::: RECORD EXTRACTS :::

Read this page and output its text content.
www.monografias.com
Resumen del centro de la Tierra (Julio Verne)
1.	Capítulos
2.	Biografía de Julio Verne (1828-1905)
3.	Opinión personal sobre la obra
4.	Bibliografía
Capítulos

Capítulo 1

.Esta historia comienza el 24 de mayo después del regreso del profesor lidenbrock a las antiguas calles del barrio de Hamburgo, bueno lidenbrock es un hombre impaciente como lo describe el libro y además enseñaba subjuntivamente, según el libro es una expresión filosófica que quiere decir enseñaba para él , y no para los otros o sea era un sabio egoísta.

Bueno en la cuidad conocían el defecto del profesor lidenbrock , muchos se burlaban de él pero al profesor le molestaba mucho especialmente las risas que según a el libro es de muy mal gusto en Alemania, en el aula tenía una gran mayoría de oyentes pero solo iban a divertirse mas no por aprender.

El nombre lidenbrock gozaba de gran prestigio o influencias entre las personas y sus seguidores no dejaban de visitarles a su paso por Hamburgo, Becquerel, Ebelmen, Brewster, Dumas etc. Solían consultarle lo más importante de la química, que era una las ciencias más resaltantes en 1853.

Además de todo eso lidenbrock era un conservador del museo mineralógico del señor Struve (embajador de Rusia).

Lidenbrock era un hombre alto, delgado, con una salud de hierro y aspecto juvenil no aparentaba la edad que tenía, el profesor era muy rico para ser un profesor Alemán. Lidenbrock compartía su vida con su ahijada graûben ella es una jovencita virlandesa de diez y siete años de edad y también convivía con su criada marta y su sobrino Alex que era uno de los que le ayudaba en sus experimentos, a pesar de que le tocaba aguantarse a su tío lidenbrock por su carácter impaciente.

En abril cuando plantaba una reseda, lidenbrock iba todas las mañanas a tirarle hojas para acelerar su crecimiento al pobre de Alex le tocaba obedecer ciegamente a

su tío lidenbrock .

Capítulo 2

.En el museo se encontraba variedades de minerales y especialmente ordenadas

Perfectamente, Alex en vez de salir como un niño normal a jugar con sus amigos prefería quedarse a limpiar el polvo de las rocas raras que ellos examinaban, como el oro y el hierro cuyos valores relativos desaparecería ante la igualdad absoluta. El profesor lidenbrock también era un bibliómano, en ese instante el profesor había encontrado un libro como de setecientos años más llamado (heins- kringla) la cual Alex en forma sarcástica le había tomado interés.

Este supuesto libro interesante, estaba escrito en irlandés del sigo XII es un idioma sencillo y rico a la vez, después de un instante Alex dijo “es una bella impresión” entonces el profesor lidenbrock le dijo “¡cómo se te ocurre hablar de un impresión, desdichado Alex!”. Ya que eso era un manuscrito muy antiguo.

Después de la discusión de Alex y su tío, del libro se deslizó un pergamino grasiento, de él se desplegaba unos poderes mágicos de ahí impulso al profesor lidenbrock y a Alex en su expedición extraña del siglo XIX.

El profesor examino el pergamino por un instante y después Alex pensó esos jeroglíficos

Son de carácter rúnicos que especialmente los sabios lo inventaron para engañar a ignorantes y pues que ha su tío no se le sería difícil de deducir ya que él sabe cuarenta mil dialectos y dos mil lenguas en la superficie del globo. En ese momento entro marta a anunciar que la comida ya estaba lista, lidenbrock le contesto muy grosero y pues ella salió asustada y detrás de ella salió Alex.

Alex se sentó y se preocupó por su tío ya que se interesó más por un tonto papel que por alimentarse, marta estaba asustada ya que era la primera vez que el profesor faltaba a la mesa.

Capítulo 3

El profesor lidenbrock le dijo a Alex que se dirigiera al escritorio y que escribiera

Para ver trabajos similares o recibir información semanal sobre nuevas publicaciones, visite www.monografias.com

:::

[THE TASK] Isolate the lines that hold the word "hombre" and copy all of them.

[TASK SOLUTION]
.Esta historia comienza el 24 de mayo después del regreso del profesor lidenbrock a las antiguas calles del barrio de Hamburgo, bueno lidenbrock es un hombre impaciente como lo describe el libro y además enseñaba subjuntivamente, según el libro es una expresión filosófica que quiere decir enseñaba para él , y no para los otros o sea era un sabio egoísta.
Lidenbrock era un hombre alto, delgado, con una salud de hierro y aspecto juvenil no aparentaba la edad que tenía, el profesor era muy rico para ser un profesor Alemán. Lidenbrock compartía su vida con su ahijada graûben ella es una jovencita virlandesa de diez y siete años de edad y también convivía con su criada marta y su sobrino Alex que era uno de los que le ayudaba en sus experimentos, a pesar de que le tocaba aguantarse a su tío lidenbrock por su carácter impaciente.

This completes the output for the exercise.